# TASK TO CARRY OUT:
Count each line in which the word "circle" appears. Reply with the total and nothing more.

(Data excerpts)
********

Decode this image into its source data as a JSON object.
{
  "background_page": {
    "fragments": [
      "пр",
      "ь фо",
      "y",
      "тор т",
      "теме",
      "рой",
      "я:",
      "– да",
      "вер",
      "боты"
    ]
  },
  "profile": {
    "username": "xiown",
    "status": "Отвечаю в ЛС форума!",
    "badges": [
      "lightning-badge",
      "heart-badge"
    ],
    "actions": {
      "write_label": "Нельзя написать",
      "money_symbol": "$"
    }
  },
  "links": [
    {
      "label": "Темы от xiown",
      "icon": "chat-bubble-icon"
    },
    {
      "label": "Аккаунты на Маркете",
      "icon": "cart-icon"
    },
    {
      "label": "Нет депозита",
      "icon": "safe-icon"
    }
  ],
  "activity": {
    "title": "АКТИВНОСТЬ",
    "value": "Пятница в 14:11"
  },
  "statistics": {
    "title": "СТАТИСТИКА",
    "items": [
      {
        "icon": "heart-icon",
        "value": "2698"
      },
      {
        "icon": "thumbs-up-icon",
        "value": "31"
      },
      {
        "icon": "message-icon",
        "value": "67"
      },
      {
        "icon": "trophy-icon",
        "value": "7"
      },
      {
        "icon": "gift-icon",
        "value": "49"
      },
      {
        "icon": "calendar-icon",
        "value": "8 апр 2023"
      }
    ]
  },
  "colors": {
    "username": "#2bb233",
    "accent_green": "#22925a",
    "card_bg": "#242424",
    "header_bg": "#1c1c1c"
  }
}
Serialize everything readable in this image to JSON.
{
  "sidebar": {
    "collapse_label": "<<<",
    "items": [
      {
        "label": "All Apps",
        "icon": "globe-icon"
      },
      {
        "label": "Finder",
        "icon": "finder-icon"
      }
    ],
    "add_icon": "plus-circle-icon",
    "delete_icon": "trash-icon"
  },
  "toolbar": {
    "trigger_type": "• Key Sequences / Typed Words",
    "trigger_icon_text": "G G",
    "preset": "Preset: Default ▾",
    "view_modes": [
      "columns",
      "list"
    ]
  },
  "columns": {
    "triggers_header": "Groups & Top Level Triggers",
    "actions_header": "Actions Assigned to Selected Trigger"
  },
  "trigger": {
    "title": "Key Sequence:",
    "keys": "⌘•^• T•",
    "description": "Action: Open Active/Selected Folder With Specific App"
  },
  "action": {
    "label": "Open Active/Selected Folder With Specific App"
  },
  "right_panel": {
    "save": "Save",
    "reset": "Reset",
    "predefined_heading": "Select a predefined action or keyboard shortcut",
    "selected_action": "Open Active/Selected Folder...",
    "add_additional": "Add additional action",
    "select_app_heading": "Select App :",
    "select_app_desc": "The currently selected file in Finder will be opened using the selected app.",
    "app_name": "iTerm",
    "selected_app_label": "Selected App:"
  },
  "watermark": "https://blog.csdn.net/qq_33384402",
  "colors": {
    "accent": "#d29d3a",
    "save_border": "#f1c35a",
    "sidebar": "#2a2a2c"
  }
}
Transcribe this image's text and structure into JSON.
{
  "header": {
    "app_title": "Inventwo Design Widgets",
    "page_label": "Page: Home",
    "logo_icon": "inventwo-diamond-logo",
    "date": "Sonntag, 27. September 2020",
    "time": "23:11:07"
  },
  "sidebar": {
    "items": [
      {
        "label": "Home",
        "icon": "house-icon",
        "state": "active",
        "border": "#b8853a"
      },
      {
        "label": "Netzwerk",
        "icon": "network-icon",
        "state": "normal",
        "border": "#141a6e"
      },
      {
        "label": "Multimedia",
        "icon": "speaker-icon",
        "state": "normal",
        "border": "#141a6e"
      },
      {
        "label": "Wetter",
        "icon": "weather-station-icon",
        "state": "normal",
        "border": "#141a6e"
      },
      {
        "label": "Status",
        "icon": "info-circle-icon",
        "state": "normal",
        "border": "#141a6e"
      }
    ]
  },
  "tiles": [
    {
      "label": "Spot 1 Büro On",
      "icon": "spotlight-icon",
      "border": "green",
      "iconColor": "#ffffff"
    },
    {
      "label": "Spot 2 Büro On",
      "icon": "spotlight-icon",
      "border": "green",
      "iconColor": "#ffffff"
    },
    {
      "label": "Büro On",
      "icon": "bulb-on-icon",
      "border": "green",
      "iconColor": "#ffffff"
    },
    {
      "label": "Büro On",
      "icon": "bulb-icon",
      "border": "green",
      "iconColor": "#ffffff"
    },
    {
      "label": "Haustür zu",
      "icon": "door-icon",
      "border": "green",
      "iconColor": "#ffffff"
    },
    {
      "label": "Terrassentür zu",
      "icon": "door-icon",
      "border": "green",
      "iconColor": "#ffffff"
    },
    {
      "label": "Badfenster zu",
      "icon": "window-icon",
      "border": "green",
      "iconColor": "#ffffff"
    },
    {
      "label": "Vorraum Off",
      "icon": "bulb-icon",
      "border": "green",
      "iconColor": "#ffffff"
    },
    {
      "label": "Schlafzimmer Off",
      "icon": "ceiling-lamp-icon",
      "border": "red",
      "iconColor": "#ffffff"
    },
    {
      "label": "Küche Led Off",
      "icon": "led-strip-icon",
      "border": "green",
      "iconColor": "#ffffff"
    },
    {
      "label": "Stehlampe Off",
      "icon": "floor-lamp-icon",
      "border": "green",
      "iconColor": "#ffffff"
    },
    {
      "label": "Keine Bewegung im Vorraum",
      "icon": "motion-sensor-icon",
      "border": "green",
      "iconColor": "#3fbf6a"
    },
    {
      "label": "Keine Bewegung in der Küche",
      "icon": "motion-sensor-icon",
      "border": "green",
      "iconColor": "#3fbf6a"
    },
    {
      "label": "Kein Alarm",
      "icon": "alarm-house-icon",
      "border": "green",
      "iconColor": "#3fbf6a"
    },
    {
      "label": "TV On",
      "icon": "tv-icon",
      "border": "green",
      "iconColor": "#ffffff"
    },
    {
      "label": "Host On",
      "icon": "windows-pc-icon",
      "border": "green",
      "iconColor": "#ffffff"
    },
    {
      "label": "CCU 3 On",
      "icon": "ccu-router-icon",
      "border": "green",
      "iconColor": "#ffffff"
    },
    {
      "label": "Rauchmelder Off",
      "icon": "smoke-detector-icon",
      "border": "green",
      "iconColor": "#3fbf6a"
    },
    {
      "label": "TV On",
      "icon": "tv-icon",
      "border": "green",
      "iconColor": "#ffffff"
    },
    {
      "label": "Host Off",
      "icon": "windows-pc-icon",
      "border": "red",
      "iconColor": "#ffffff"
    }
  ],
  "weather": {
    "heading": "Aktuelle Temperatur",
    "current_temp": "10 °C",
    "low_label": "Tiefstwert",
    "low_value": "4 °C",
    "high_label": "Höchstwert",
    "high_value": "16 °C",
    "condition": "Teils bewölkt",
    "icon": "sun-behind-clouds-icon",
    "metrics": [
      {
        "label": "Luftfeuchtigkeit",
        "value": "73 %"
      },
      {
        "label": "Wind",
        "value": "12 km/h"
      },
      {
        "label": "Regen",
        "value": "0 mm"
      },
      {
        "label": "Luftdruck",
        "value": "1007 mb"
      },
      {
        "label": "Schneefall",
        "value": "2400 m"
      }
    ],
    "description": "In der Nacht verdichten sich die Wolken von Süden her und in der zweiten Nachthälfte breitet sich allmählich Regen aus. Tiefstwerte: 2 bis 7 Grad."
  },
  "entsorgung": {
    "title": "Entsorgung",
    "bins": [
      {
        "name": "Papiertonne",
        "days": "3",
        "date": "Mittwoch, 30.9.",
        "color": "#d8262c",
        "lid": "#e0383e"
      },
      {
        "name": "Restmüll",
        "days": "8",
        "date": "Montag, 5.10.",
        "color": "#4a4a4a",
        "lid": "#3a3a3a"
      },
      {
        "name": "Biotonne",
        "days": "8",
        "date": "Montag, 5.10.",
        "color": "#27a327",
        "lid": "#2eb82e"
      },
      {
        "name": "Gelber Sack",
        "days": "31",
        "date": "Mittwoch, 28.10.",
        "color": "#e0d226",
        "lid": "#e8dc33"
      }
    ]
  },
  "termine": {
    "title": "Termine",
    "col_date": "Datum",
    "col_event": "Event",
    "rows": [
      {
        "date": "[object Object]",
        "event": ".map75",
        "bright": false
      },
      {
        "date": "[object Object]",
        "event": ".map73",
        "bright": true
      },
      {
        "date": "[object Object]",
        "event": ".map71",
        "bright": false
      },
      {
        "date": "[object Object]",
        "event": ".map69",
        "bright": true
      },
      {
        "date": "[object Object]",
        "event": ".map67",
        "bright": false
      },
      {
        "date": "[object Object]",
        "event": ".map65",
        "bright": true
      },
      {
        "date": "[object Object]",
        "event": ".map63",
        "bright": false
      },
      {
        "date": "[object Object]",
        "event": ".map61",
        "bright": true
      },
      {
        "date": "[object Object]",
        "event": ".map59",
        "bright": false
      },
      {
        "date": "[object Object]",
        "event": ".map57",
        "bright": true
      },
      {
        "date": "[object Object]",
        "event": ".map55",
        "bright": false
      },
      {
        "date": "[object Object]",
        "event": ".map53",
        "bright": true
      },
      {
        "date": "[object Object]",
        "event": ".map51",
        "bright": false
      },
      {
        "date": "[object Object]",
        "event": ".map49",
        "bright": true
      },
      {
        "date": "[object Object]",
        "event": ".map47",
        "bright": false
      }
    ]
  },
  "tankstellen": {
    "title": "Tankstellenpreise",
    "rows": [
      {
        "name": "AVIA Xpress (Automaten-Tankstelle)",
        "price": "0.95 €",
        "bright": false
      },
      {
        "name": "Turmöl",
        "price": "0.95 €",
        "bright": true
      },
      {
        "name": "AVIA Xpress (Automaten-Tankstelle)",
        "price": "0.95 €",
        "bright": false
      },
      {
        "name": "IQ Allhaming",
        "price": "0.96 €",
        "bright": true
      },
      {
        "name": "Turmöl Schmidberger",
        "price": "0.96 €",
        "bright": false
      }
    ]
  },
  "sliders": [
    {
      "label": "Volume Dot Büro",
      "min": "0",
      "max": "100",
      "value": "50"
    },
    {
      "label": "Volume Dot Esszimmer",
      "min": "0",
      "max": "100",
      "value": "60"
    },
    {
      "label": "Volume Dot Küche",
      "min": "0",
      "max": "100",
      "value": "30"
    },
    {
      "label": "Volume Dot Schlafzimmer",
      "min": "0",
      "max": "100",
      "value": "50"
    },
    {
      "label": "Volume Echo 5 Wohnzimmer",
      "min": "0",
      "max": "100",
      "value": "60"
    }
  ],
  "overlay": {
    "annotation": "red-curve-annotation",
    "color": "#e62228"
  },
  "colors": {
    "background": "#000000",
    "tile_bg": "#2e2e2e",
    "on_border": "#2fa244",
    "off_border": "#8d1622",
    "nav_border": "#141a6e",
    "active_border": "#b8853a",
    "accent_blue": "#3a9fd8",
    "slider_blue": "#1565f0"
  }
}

********

# TASK SOLUTION:
2